Records contained in a dataset
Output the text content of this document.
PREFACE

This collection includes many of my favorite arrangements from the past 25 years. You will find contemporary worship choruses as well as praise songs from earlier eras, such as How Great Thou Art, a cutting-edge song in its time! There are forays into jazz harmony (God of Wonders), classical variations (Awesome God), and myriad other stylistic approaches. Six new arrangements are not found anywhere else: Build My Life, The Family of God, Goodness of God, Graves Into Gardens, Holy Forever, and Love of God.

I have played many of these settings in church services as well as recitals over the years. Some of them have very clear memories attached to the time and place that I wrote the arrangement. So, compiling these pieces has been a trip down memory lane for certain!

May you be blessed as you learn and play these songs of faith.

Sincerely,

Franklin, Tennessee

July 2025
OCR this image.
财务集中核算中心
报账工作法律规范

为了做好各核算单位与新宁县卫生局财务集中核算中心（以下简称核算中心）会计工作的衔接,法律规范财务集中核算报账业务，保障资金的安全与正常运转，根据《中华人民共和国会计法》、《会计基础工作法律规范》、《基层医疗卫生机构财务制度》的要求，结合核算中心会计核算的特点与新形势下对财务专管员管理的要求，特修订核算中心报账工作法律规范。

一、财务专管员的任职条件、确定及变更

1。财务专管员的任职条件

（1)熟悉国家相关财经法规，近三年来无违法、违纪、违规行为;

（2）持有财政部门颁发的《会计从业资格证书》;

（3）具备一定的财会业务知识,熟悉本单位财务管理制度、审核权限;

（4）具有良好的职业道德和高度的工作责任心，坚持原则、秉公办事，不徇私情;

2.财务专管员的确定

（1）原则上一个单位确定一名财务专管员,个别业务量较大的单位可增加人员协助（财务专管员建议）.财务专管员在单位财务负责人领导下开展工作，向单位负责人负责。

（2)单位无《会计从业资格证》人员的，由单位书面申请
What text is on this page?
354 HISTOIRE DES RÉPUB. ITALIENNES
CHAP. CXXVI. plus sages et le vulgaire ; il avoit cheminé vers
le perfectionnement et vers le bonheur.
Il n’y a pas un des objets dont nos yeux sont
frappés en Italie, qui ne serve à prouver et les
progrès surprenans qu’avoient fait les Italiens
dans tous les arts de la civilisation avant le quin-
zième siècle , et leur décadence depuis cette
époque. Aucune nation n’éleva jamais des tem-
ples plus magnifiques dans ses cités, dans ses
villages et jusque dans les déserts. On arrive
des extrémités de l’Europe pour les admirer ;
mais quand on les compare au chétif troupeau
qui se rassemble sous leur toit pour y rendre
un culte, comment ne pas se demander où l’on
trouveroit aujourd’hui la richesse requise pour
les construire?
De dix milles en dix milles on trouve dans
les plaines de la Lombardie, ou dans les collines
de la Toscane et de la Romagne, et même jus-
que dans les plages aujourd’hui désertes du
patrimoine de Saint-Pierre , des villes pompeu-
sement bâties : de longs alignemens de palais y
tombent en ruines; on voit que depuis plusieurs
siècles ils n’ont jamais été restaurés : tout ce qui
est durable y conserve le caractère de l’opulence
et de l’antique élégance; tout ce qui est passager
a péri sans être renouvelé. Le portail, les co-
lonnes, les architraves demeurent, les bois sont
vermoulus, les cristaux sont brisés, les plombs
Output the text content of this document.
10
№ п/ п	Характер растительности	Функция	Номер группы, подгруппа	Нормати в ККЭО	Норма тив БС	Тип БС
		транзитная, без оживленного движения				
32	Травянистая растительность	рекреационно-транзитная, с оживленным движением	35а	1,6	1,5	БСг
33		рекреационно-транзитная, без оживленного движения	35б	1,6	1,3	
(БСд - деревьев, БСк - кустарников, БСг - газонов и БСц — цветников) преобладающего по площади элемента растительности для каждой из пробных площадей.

__AIM OF THE TASK__: Reproduce every line of the material above exactly.

__FINISHED ANSWER__:
Output the text content of this document.
PREFACE

This collection includes many of my favorite arrangements from the past 25 years. You will find contemporary worship choruses as well as praise songs from earlier eras, such as How Great Thou Art, a cutting-edge song in its time! There are forays into jazz harmony (God of Wonders), classical variations (Awesome God), and myriad other stylistic approaches. Six new arrangements are not found anywhere else: Build My Life, The Family of God, Goodness of God, Graves Into Gardens, Holy Forever, and Love of God.

I have played many of these settings in church services as well as recitals over the years. Some of them have very clear memories attached to the time and place that I wrote the arrangement. So, compiling these pieces has been a trip down memory lane for certain!

May you be blessed as you learn and play these songs of faith.

Sincerely,

Franklin, Tennessee

July 2025
OCR this image.
财务集中核算中心
报账工作法律规范

为了做好各核算单位与新宁县卫生局财务集中核算中心（以下简称核算中心）会计工作的衔接,法律规范财务集中核算报账业务，保障资金的安全与正常运转，根据《中华人民共和国会计法》、《会计基础工作法律规范》、《基层医疗卫生机构财务制度》的要求，结合核算中心会计核算的特点与新形势下对财务专管员管理的要求，特修订核算中心报账工作法律规范。

一、财务专管员的任职条件、确定及变更

1。财务专管员的任职条件

（1)熟悉国家相关财经法规，近三年来无违法、违纪、违规行为;

（2）持有财政部门颁发的《会计从业资格证书》;

（3）具备一定的财会业务知识,熟悉本单位财务管理制度、审核权限;

（4）具有良好的职业道德和高度的工作责任心，坚持原则、秉公办事，不徇私情;

2.财务专管员的确定

（1）原则上一个单位确定一名财务专管员,个别业务量较大的单位可增加人员协助（财务专管员建议）.财务专管员在单位财务负责人领导下开展工作，向单位负责人负责。

（2)单位无《会计从业资格证》人员的，由单位书面申请
What text is on this page?
354 HISTOIRE DES RÉPUB. ITALIENNES
CHAP. CXXVI. plus sages et le vulgaire ; il avoit cheminé vers
le perfectionnement et vers le bonheur.
Il n’y a pas un des objets dont nos yeux sont
frappés en Italie, qui ne serve à prouver et les
progrès surprenans qu’avoient fait les Italiens
dans tous les arts de la civilisation avant le quin-
zième siècle , et leur décadence depuis cette
époque. Aucune nation n’éleva jamais des tem-
ples plus magnifiques dans ses cités, dans ses
villages et jusque dans les déserts. On arrive
des extrémités de l’Europe pour les admirer ;
mais quand on les compare au chétif troupeau
qui se rassemble sous leur toit pour y rendre
un culte, comment ne pas se demander où l’on
trouveroit aujourd’hui la richesse requise pour
les construire?
De dix milles en dix milles on trouve dans
les plaines de la Lombardie, ou dans les collines
de la Toscane et de la Romagne, et même jus-
que dans les plages aujourd’hui désertes du
patrimoine de Saint-Pierre , des villes pompeu-
sement bâties : de longs alignemens de palais y
tombent en ruines; on voit que depuis plusieurs
siècles ils n’ont jamais été restaurés : tout ce qui
est durable y conserve le caractère de l’opulence
et de l’antique élégance; tout ce qui est passager
a péri sans être renouvelé. Le portail, les co-
lonnes, les architraves demeurent, les bois sont
vermoulus, les cristaux sont brisés, les plombs
Output the text content of this document.
10
№ п/ п	Характер растительности	Функция	Номер группы, подгруппа	Нормати в ККЭО	Норма тив БС	Тип БС
		транзитная, без оживленного движения				
32	Травянистая растительность	рекреационно-транзитная, с оживленным движением	35а	1,6	1,5	БСг
33		рекреационно-транзитная, без оживленного движения	35б	1,6	1,3	
(БСд - деревьев, БСк - кустарников, БСг - газонов и БСц — цветников) преобладающего по площади элемента растительности для каждой из пробных площадей.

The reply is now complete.